Start of MATERIAL SUPPLIED
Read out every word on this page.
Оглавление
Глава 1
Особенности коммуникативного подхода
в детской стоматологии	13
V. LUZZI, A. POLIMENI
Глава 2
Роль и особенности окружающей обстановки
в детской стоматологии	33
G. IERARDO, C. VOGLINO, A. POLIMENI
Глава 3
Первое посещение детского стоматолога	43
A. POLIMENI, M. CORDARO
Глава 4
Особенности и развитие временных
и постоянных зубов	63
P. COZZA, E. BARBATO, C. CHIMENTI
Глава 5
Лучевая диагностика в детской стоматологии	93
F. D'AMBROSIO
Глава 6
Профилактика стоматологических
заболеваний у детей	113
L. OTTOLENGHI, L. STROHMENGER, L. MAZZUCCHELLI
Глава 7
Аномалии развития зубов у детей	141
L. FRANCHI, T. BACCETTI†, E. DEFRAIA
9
End of MATERIAL SUPPLIED
Start of MATERIAL SUPPLIED
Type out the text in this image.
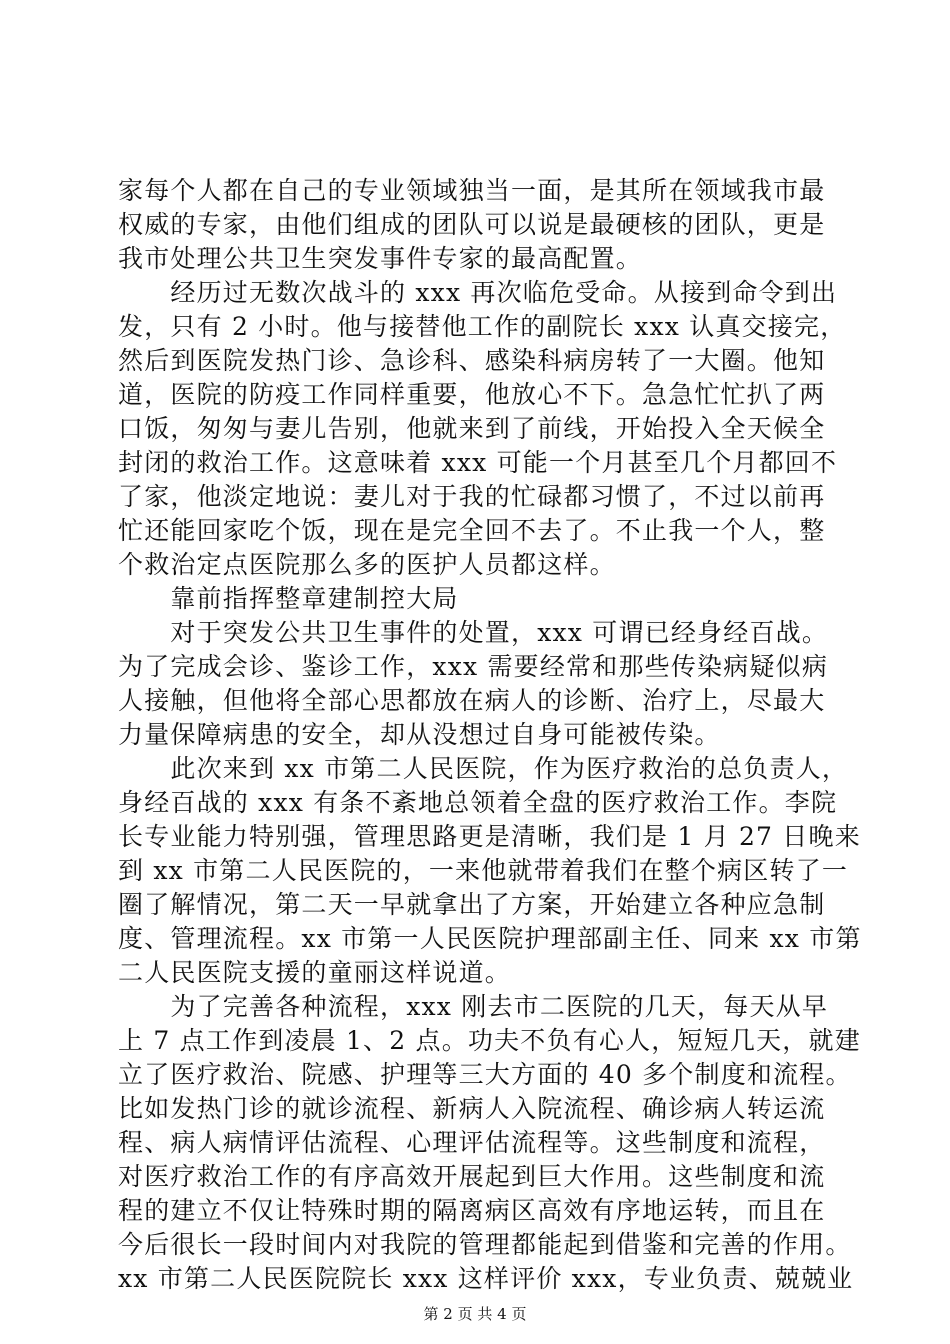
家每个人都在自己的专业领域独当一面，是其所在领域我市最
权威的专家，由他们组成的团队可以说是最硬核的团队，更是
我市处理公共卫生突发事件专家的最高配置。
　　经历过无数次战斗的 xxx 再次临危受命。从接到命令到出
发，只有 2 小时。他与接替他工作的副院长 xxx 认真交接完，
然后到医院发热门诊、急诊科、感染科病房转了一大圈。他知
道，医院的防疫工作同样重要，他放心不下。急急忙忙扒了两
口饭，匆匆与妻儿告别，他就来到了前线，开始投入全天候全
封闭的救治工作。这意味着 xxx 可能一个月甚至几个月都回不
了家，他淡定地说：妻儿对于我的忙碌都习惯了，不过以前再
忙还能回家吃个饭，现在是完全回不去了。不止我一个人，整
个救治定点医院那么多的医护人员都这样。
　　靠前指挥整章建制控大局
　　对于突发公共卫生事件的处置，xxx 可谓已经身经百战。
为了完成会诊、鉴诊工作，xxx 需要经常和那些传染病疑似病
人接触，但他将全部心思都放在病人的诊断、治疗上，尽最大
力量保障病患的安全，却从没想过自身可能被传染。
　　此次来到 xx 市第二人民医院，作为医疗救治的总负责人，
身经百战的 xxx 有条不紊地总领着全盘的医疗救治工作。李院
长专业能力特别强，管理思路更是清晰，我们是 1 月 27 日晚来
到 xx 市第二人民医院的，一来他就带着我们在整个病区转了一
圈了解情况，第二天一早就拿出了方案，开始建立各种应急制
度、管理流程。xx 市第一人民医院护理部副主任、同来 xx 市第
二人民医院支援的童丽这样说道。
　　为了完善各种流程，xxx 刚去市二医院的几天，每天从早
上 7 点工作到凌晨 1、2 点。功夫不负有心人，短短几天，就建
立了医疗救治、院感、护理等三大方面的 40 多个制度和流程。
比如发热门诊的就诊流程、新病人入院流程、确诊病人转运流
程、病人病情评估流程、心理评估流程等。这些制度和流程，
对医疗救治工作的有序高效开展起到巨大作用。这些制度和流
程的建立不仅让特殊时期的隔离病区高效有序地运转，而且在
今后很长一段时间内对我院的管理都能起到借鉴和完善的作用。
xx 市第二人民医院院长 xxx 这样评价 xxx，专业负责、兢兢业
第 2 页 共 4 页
End of MATERIAL SUPPLIED
• **EXERCISE AIM**: Pull every line holding "Глава" out of the records.

• **RESULT OF THE EXERCISE**:
Глава 1
Глава 2
Глава 3
Глава 4
Глава 5
Глава 6
Глава 7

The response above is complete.